Write out, exactly and in full, the records given below, but not their pictures.

┄┄┄┄┄┄┄┄┄┄

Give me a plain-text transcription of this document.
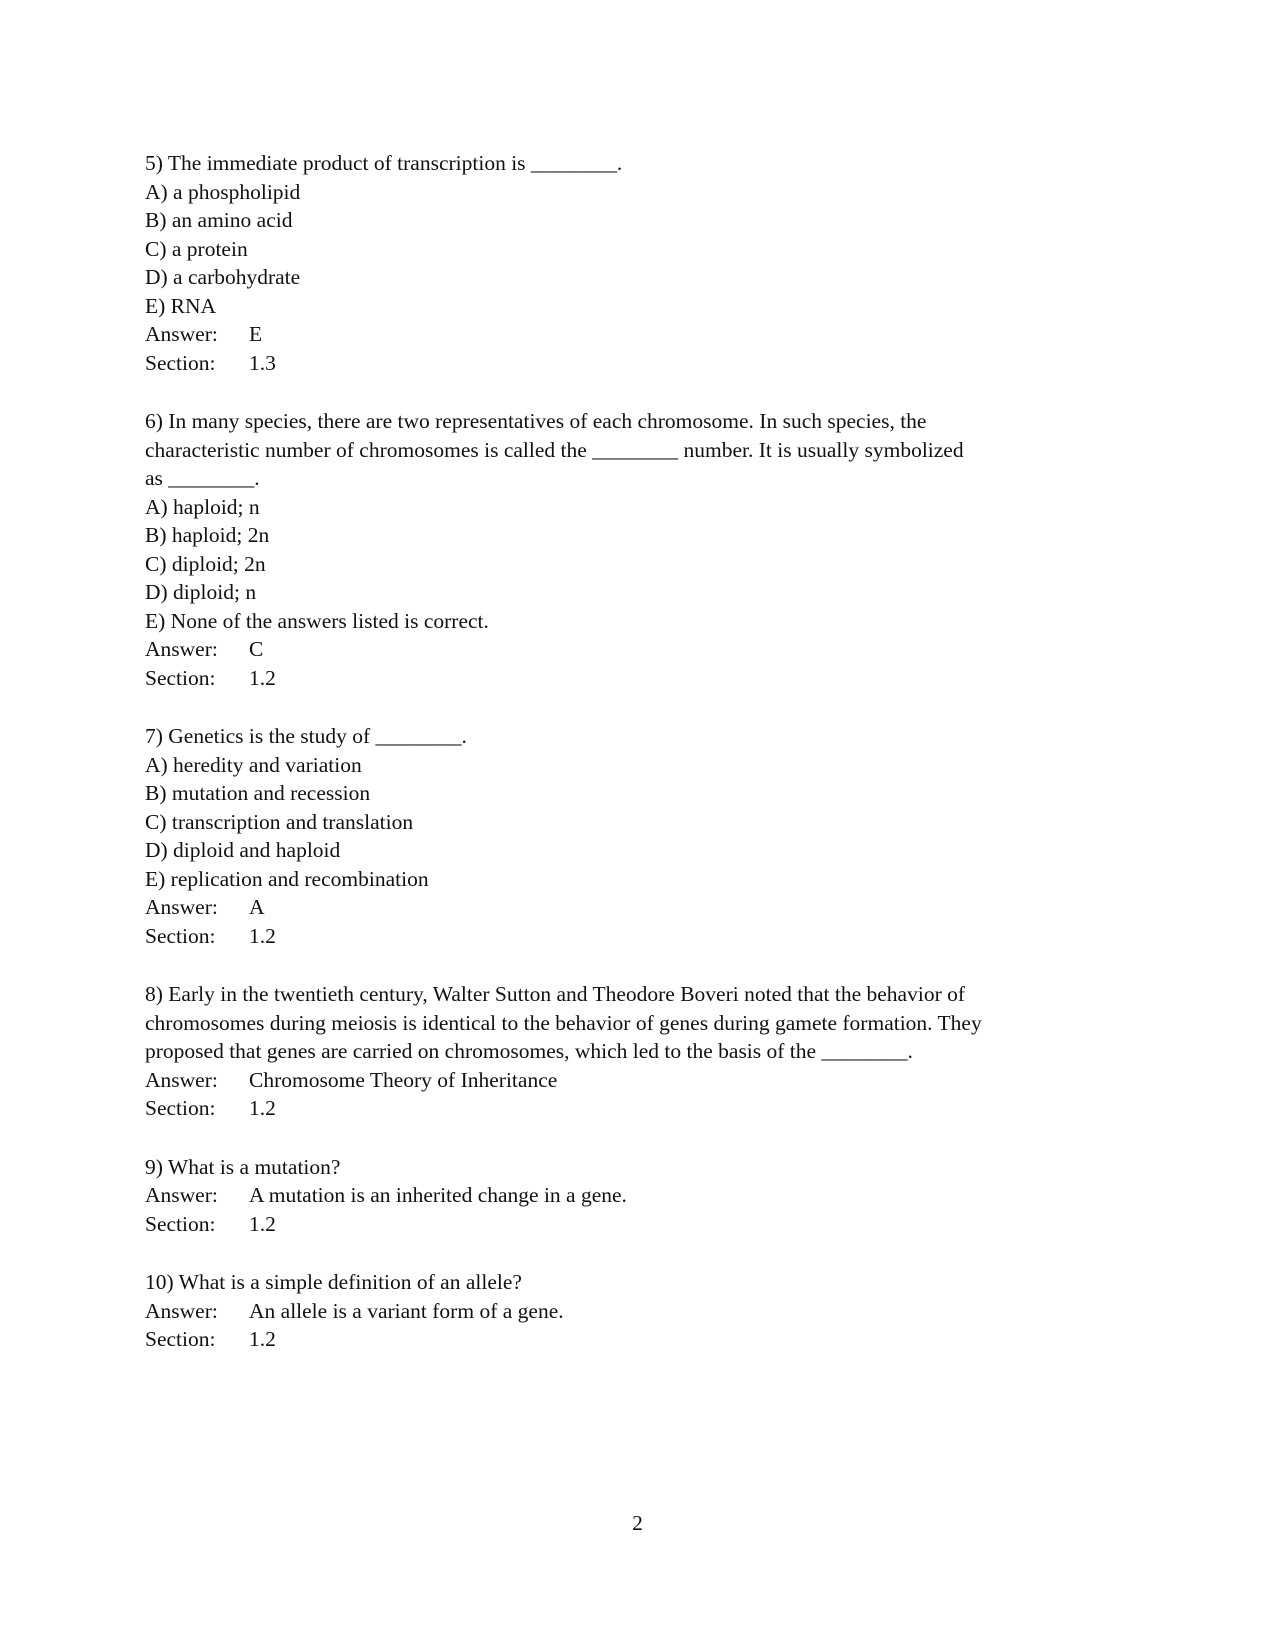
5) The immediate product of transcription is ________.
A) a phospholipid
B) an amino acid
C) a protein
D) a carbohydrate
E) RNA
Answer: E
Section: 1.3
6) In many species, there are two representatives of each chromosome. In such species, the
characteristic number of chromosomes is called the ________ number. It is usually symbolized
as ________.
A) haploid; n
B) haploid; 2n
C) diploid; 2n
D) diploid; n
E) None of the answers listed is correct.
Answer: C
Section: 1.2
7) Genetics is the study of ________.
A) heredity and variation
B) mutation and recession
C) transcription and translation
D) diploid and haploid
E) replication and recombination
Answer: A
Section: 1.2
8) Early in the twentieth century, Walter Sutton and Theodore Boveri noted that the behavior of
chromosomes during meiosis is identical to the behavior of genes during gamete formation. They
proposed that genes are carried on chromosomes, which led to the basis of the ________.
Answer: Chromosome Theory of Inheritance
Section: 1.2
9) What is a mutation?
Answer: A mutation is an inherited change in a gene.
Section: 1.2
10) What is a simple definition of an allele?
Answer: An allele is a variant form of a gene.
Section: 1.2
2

┄┄┄┄┄┄┄┄┄┄

[ANSWER BOX]:
Give me a plain-text transcription of this document.
5) The immediate product of transcription is ________.
A) a phospholipid
B) an amino acid
C) a protein
D) a carbohydrate
E) RNA
Answer: E
Section: 1.3
6) In many species, there are two representatives of each chromosome. In such species, the
characteristic number of chromosomes is called the ________ number. It is usually symbolized
as ________.
A) haploid; n
B) haploid; 2n
C) diploid; 2n
D) diploid; n
E) None of the answers listed is correct.
Answer: C
Section: 1.2
7) Genetics is the study of ________.
A) heredity and variation
B) mutation and recession
C) transcription and translation
D) diploid and haploid
E) replication and recombination
Answer: A
Section: 1.2
8) Early in the twentieth century, Walter Sutton and Theodore Boveri noted that the behavior of
chromosomes during meiosis is identical to the behavior of genes during gamete formation. They
proposed that genes are carried on chromosomes, which led to the basis of the ________.
Answer: Chromosome Theory of Inheritance
Section: 1.2
9) What is a mutation?
Answer: A mutation is an inherited change in a gene.
Section: 1.2
10) What is a simple definition of an allele?
Answer: An allele is a variant form of a gene.
Section: 1.2
2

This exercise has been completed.